Spot each line in the records below where the word "Facteur" occurs, then copy it.

++++ Raw data ++++

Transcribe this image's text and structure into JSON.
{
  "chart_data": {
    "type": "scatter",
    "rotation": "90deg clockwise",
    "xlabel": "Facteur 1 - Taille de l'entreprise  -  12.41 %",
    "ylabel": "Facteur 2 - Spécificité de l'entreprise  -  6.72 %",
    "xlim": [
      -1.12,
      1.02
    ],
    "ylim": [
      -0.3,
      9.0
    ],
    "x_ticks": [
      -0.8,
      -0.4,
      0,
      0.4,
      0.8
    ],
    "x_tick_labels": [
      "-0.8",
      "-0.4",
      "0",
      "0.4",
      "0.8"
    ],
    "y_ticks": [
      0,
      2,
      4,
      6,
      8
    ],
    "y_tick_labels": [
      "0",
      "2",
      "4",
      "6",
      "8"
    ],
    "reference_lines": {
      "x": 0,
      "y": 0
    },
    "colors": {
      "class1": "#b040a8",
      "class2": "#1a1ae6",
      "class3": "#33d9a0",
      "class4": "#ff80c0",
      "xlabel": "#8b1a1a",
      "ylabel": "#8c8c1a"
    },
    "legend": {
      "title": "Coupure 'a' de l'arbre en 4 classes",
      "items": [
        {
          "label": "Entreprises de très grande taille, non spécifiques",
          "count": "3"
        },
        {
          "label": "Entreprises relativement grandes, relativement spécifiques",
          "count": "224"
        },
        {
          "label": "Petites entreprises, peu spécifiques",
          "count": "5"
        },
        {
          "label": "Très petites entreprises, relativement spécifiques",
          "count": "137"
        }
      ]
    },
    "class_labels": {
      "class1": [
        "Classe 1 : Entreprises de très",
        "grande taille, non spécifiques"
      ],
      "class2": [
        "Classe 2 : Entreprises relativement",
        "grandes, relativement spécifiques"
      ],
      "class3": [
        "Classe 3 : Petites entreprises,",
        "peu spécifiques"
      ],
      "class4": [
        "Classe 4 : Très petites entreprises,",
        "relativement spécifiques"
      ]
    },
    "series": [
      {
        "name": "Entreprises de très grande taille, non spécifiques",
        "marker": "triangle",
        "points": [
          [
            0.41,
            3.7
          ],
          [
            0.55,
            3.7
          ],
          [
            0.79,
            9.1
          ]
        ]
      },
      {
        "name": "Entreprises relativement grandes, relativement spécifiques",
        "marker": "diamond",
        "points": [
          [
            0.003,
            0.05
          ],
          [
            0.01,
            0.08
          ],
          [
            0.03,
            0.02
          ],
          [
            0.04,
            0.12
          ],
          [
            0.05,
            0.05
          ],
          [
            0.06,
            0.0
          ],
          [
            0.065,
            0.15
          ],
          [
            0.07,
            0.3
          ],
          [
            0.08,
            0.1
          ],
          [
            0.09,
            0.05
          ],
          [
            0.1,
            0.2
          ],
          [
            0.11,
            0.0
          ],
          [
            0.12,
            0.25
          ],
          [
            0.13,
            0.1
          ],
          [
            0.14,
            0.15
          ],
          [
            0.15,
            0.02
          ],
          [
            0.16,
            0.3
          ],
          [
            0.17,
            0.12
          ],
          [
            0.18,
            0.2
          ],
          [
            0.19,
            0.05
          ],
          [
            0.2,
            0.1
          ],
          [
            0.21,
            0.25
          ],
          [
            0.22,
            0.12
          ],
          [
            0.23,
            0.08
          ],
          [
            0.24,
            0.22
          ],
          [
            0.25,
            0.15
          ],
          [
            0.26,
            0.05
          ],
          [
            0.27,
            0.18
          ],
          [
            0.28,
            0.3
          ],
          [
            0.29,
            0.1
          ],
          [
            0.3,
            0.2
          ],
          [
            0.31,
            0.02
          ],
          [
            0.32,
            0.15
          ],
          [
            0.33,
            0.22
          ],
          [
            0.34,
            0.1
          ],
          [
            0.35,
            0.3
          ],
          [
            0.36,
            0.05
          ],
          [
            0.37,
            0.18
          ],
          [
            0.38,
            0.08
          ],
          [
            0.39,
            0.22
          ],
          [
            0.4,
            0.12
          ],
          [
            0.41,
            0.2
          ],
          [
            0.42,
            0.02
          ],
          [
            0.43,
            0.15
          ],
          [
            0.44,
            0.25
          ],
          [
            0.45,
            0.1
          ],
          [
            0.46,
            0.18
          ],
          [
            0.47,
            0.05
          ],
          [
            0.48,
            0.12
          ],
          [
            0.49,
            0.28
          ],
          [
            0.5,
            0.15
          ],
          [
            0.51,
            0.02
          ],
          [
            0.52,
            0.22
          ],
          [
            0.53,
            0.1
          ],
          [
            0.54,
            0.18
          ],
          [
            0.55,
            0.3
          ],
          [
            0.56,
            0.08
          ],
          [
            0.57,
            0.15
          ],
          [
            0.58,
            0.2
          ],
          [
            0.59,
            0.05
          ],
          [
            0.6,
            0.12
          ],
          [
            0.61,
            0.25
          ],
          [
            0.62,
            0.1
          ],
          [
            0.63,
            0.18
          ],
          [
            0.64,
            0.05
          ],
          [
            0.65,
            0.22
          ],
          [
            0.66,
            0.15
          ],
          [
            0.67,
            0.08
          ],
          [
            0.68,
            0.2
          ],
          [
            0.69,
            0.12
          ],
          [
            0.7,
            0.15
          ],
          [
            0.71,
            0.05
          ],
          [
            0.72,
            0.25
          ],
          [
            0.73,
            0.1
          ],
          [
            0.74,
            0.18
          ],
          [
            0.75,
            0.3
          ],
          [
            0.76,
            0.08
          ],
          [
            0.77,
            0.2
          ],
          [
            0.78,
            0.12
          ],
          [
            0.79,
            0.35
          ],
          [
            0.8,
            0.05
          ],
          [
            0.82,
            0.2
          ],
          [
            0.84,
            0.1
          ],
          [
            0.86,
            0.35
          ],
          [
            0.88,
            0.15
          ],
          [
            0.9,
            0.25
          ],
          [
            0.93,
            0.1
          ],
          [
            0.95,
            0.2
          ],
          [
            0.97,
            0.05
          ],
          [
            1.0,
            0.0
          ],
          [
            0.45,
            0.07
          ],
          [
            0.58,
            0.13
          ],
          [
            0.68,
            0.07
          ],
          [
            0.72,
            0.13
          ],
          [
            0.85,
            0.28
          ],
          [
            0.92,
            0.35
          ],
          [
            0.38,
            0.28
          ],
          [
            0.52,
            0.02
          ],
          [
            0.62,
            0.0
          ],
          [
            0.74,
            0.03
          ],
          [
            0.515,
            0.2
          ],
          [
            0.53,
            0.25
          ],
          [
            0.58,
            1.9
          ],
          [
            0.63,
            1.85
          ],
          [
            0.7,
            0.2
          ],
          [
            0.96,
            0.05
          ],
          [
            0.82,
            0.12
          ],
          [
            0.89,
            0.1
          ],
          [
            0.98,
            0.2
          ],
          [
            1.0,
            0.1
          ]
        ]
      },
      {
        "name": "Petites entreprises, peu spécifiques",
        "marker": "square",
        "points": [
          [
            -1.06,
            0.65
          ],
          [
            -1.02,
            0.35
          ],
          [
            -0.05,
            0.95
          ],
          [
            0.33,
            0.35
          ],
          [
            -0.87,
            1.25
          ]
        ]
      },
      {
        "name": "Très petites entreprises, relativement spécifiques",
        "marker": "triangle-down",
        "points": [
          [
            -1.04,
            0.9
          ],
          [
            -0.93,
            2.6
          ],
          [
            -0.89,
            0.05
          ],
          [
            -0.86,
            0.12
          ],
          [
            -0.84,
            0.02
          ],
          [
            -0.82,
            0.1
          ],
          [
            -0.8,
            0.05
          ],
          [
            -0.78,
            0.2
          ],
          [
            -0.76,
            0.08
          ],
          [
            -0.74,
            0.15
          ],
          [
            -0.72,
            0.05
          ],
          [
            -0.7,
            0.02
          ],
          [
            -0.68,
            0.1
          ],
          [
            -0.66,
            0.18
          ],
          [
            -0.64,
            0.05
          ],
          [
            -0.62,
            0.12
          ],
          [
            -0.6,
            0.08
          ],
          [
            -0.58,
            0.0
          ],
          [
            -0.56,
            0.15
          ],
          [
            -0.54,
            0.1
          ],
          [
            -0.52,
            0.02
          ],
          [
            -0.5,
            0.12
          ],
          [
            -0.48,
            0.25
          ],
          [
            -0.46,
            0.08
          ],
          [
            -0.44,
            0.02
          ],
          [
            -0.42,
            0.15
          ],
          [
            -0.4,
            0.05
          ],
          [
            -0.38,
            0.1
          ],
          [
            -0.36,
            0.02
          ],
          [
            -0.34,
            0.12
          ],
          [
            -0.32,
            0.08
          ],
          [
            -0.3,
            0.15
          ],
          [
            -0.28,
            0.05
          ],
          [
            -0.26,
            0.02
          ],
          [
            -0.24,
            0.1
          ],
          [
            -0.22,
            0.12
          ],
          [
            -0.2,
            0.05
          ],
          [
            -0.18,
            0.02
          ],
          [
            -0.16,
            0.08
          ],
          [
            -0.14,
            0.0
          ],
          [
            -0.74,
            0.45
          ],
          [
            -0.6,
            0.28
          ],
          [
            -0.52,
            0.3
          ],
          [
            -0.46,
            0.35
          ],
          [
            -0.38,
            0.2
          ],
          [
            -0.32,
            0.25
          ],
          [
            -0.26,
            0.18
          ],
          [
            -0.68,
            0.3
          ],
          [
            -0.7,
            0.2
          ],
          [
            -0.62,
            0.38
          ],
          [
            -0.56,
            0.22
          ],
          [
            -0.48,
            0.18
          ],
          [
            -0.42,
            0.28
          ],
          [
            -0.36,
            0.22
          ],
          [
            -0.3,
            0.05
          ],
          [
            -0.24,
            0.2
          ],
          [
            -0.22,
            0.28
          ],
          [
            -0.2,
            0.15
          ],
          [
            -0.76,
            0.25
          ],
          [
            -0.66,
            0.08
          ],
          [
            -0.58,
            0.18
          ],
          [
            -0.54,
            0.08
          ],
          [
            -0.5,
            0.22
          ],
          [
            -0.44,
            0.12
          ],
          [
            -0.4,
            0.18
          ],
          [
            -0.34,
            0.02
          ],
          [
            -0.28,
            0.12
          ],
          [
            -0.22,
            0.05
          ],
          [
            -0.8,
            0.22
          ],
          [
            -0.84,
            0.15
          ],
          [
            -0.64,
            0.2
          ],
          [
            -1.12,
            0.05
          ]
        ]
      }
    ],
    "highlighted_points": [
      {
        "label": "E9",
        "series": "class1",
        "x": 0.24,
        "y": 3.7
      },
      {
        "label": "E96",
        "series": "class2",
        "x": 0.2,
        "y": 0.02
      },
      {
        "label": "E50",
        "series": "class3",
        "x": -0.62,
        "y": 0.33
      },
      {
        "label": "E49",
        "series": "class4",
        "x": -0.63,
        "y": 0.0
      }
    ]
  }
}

++++

• Correct response:
    "xlabel": "Facteur 1 - Taille de l'entreprise  -  12.41 %",
    "ylabel": "Facteur 2 - Spécificité de l'entreprise  -  6.72 %",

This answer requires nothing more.